What you will do » Would you transcribe the whole listing exactly, minus its pictures?

_____

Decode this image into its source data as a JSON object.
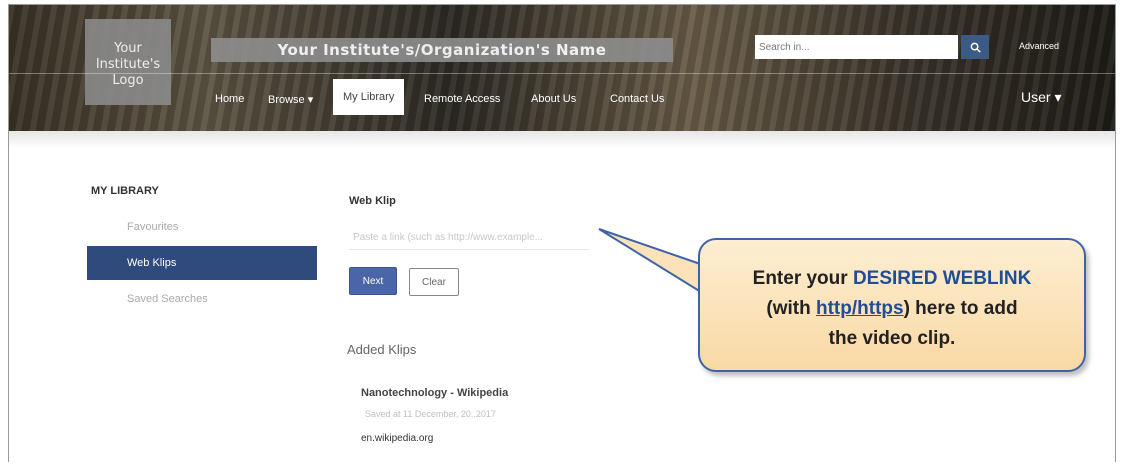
{
  "header": {
    "logo_line1": "Your",
    "logo_line2": "Institute's",
    "logo_line3": "Logo",
    "org_name": "Your Institute's/Organization's Name",
    "search_placeholder": "Search in...",
    "search_icon": "magnifier-icon",
    "advanced_label": "Advanced",
    "nav": {
      "home": "Home",
      "browse": "Browse ▾",
      "my_library": "My Library",
      "remote_access": "Remote Access",
      "about_us": "About Us",
      "contact_us": "Contact Us"
    },
    "user_label": "User ▾"
  },
  "sidebar": {
    "title": "MY LIBRARY",
    "items": [
      "Favourites",
      "Web Klips",
      "Saved Searches"
    ],
    "active_index": 1,
    "active_color": "#2f4a7c"
  },
  "content": {
    "title": "Web Klip",
    "input_placeholder": "Paste a link (such as http://www.example...",
    "next_label": "Next",
    "clear_label": "Clear",
    "added_title": "Added Klips",
    "klips": [
      {
        "name": "Nanotechnology - Wikipedia",
        "date": "Saved at 11 December, 20..2017",
        "url": "en.wikipedia.org"
      }
    ]
  },
  "callout": {
    "line1_prefix": "Enter your ",
    "line1_highlight": "DESIRED WEBLINK",
    "line2_open": "(with ",
    "line2_link": "http/https",
    "line2_close": ") here to add",
    "line3": "the video clip.",
    "fill_color": "#fbe2b8",
    "border_color": "#3d63a8"
  }
}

_____

Correct response »
Decode this image into its source data as a JSON object.
{
  "header": {
    "logo_line1": "Your",
    "logo_line2": "Institute's",
    "logo_line3": "Logo",
    "org_name": "Your Institute's/Organization's Name",
    "search_placeholder": "Search in...",
    "search_icon": "magnifier-icon",
    "advanced_label": "Advanced",
    "nav": {
      "home": "Home",
      "browse": "Browse ▾",
      "my_library": "My Library",
      "remote_access": "Remote Access",
      "about_us": "About Us",
      "contact_us": "Contact Us"
    },
    "user_label": "User ▾"
  },
  "sidebar": {
    "title": "MY LIBRARY",
    "items": [
      "Favourites",
      "Web Klips",
      "Saved Searches"
    ],
    "active_index": 1,
    "active_color": "#2f4a7c"
  },
  "content": {
    "title": "Web Klip",
    "input_placeholder": "Paste a link (such as http://www.example...",
    "next_label": "Next",
    "clear_label": "Clear",
    "added_title": "Added Klips",
    "klips": [
      {
        "name": "Nanotechnology - Wikipedia",
        "date": "Saved at 11 December, 20..2017",
        "url": "en.wikipedia.org"
      }
    ]
  },
  "callout": {
    "line1_prefix": "Enter your ",
    "line1_highlight": "DESIRED WEBLINK",
    "line2_open": "(with ",
    "line2_link": "http/https",
    "line2_close": ") here to add",
    "line3": "the video clip.",
    "fill_color": "#fbe2b8",
    "border_color": "#3d63a8"
  }
}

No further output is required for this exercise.